Work to be completed
Check each line of the listing below for the string "rozrzucony", and copy the ones that have it.

Task material
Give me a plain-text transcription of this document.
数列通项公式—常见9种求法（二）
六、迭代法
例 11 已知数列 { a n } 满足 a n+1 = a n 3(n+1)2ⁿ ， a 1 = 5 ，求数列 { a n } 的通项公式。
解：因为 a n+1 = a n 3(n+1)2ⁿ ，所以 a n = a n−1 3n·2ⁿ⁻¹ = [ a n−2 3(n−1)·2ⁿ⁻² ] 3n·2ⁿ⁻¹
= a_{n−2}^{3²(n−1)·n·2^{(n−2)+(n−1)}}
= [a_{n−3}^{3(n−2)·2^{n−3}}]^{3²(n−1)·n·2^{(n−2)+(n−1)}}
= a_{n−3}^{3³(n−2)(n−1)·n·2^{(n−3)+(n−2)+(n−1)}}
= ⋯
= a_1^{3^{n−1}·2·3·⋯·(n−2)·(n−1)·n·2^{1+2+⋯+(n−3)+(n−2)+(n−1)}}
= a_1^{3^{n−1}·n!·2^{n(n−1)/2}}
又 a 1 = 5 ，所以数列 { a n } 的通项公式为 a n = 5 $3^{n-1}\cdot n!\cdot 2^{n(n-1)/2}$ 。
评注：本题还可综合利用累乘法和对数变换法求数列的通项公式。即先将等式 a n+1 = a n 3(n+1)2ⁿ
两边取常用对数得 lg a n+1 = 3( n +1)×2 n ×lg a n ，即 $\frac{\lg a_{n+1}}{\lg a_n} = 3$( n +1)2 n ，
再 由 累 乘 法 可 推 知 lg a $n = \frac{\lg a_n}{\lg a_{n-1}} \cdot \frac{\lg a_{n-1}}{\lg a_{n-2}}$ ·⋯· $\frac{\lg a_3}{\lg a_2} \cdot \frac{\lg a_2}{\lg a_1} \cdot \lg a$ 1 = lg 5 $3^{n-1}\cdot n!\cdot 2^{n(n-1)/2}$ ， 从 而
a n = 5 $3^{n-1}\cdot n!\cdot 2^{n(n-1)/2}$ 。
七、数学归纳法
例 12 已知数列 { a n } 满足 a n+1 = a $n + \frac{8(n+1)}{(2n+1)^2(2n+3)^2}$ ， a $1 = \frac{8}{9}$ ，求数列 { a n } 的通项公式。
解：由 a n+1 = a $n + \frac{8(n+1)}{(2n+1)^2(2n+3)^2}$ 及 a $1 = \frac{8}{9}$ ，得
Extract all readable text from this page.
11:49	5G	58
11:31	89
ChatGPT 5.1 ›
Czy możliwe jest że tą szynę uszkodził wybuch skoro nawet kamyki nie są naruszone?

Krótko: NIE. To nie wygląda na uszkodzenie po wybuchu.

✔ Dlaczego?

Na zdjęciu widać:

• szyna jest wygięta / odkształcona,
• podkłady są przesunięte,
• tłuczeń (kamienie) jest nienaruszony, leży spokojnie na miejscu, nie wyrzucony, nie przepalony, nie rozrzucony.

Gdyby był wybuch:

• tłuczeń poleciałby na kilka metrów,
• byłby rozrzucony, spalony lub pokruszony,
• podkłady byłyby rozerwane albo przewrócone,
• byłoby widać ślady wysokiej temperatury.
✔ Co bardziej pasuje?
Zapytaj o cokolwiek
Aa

Solved exercise
• tłuczeń (kamienie) jest nienaruszony, leży spokojnie na miejscu, nie wyrzucony, nie przepalony, nie rozrzucony.
• byłby rozrzucony, spalony lub pokruszony,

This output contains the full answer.